> Data to use:
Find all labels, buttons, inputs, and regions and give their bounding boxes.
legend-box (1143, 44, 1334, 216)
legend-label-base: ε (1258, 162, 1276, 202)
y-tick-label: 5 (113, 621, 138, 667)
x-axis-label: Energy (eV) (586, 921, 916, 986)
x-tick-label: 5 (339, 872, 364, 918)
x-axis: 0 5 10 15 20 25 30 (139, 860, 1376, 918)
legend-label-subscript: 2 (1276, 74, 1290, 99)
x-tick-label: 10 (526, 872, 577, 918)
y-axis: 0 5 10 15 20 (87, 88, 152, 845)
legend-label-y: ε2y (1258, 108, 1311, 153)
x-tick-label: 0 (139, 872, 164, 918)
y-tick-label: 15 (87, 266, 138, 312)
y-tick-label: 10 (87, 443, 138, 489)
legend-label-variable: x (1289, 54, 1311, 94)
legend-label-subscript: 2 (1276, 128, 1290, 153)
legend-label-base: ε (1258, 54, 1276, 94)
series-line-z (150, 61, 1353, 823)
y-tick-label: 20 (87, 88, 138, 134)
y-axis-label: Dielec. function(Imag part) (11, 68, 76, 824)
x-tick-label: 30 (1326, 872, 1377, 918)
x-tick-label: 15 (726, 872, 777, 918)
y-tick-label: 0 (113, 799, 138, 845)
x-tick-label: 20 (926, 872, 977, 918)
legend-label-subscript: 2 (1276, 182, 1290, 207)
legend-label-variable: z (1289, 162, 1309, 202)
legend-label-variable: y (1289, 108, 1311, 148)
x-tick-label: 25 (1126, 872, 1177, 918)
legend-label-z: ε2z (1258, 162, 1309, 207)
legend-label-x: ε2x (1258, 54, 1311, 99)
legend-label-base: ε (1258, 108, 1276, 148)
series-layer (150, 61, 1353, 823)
* * *
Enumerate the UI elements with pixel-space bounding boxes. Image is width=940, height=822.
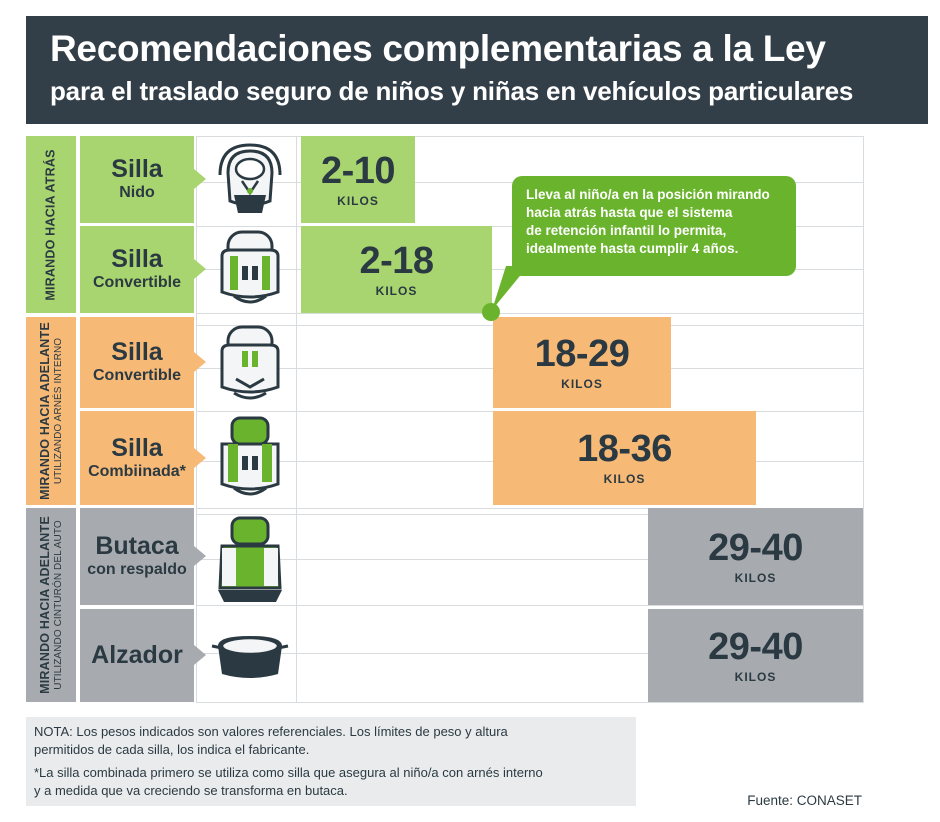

> What the exercise asks:
Copy out word for word the stretch of lines from the one containing "Find all labels, buttons, inputs, and" through the one containing "y-tick-label: 15 (87, 266, 138, 312)", including both of those lines.

> Reply to the exercise:
Find all labels, buttons, inputs, and regions and give their bounding boxes.
legend-box (1143, 44, 1334, 216)
legend-label-base: ε (1258, 162, 1276, 202)
y-tick-label: 5 (113, 621, 138, 667)
x-axis-label: Energy (eV) (586, 921, 916, 986)
x-tick-label: 5 (339, 872, 364, 918)
x-axis: 0 5 10 15 20 25 30 (139, 860, 1376, 918)
legend-label-subscript: 2 (1276, 74, 1290, 99)
x-tick-label: 10 (526, 872, 577, 918)
y-axis: 0 5 10 15 20 (87, 88, 152, 845)
legend-label-y: ε2y (1258, 108, 1311, 153)
x-tick-label: 0 (139, 872, 164, 918)
y-tick-label: 15 (87, 266, 138, 312)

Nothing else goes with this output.